Omit the pictures from the entries below and retype everything else exactly.

> Dataset content:
-----
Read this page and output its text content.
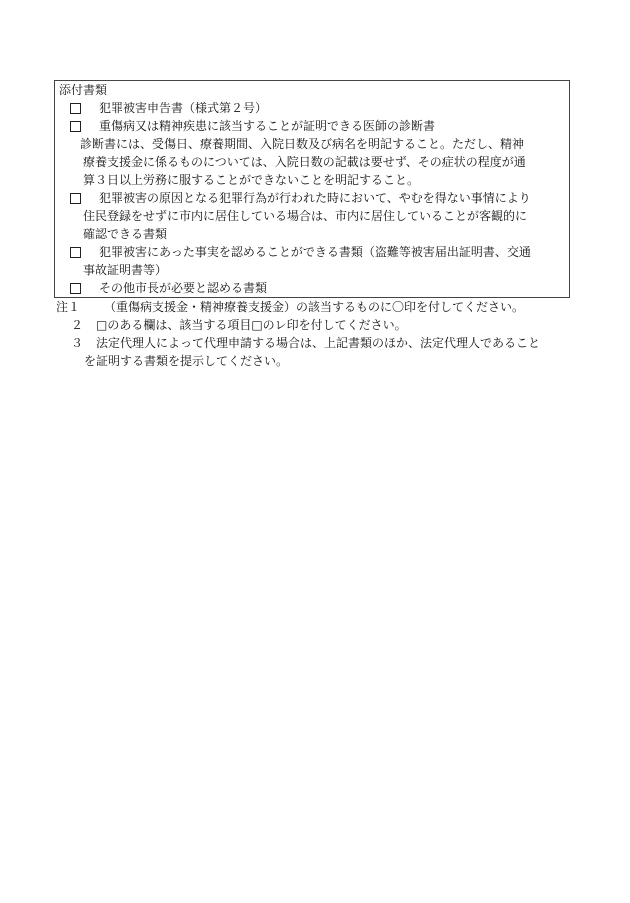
添付書類
犯罪被害申告書（様式第２号）
重傷病又は精神疾患に該当することが証明できる医師の診断書
診断書には、受傷日、療養期間、入院日数及び病名を明記すること。ただし、精神
療養支援金に係るものについては、入院日数の記載は要せず、その症状の程度が通
算３日以上労務に服することができないことを明記すること。
犯罪被害の原因となる犯罪行為が行われた時において、やむを得ない事情により
住民登録をせずに市内に居住している場合は、市内に居住していることが客観的に
確認できる書類
犯罪被害にあった事実を認めることができる書類（盗難等被害届出証明書、交通
事故証明書等）
その他市長が必要と認める書類
注１ （重傷病支援金・精神療養支援金）の該当するものに〇印を付してください。
２ □のある欄は、該当する項目□のレ印を付してください。
３ 法定代理人によって代理申請する場合は、上記書類のほか、法定代理人であること
を証明する書類を提示してください。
-----
> Task answer:
Read this page and output its text content.
添付書類
犯罪被害申告書（様式第２号）
重傷病又は精神疾患に該当することが証明できる医師の診断書
診断書には、受傷日、療養期間、入院日数及び病名を明記すること。ただし、精神
療養支援金に係るものについては、入院日数の記載は要せず、その症状の程度が通
算３日以上労務に服することができないことを明記すること。
犯罪被害の原因となる犯罪行為が行われた時において、やむを得ない事情により
住民登録をせずに市内に居住している場合は、市内に居住していることが客観的に
確認できる書類
犯罪被害にあった事実を認めることができる書類（盗難等被害届出証明書、交通
事故証明書等）
その他市長が必要と認める書類
注１ （重傷病支援金・精神療養支援金）の該当するものに〇印を付してください。
２ □のある欄は、該当する項目□のレ印を付してください。
３ 法定代理人によって代理申請する場合は、上記書類のほか、法定代理人であること
を証明する書類を提示してください。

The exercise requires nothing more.